→ **Requirements**
Keep only the lines that hold the string "arrow", filtering out the rest of the entries below.

→ **Data provided**
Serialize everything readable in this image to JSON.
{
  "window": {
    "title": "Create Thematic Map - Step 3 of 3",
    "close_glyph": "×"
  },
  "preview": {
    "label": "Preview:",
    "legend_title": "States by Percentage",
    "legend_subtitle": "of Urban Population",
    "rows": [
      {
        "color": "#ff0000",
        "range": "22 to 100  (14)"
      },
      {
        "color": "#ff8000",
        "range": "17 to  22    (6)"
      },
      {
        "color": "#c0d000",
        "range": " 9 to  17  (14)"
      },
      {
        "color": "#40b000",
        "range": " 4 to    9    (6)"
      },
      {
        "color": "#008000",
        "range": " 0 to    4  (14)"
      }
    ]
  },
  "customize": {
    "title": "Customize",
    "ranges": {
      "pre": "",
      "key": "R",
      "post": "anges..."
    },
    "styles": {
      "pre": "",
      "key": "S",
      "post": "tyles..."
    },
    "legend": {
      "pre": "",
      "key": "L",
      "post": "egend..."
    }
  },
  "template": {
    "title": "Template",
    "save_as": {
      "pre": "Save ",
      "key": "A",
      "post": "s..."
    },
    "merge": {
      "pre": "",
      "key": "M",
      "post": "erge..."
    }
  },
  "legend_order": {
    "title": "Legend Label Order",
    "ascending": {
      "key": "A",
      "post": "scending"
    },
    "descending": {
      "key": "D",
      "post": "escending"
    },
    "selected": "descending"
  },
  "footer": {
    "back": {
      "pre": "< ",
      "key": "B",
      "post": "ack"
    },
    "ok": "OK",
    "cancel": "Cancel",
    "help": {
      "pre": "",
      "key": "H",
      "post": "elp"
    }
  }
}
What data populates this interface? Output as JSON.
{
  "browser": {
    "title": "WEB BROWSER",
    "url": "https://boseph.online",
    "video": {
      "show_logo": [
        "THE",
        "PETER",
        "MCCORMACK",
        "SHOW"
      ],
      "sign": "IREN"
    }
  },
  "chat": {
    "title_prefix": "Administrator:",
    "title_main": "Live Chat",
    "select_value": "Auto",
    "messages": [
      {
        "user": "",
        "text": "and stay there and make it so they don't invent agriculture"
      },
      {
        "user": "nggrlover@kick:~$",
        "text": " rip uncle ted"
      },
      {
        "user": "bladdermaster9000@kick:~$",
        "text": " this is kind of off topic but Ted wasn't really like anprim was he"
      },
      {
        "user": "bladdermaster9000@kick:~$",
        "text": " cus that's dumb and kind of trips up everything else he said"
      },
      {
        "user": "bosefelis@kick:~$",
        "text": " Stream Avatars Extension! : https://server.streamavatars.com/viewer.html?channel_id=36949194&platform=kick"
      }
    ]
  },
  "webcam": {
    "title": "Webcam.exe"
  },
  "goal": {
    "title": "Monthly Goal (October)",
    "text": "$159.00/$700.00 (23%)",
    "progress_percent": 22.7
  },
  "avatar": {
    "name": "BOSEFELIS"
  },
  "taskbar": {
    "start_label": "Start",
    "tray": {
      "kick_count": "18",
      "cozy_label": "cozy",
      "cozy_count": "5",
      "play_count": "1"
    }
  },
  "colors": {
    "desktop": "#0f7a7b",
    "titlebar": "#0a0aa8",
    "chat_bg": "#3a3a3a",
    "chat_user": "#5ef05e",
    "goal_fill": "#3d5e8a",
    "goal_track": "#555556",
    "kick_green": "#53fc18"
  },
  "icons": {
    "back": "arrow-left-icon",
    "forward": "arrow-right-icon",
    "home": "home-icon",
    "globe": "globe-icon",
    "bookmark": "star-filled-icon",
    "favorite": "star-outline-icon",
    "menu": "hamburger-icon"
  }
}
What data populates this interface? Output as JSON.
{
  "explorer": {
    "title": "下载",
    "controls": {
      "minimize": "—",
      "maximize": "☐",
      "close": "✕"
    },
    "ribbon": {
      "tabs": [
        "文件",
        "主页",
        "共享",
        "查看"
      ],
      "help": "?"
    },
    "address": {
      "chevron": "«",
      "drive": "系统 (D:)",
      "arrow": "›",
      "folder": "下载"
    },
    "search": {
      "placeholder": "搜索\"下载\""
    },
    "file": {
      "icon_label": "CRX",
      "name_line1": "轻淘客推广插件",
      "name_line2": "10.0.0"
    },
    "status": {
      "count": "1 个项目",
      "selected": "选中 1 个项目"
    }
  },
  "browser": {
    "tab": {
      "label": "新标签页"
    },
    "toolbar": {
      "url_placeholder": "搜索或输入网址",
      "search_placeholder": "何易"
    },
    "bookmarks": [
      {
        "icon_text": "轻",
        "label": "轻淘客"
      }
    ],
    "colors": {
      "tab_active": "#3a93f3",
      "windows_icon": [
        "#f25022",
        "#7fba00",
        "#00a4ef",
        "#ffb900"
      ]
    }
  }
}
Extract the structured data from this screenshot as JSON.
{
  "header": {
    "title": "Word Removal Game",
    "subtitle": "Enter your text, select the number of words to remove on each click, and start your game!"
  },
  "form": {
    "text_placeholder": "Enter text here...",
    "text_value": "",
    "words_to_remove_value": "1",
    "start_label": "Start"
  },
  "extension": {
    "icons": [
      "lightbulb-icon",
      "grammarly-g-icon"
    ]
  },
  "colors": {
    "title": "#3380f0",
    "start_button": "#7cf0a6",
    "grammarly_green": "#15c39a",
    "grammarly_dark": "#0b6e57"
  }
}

→ **Exercise response**
    "back": "arrow-left-icon",
    "forward": "arrow-right-icon",
      "arrow": "›",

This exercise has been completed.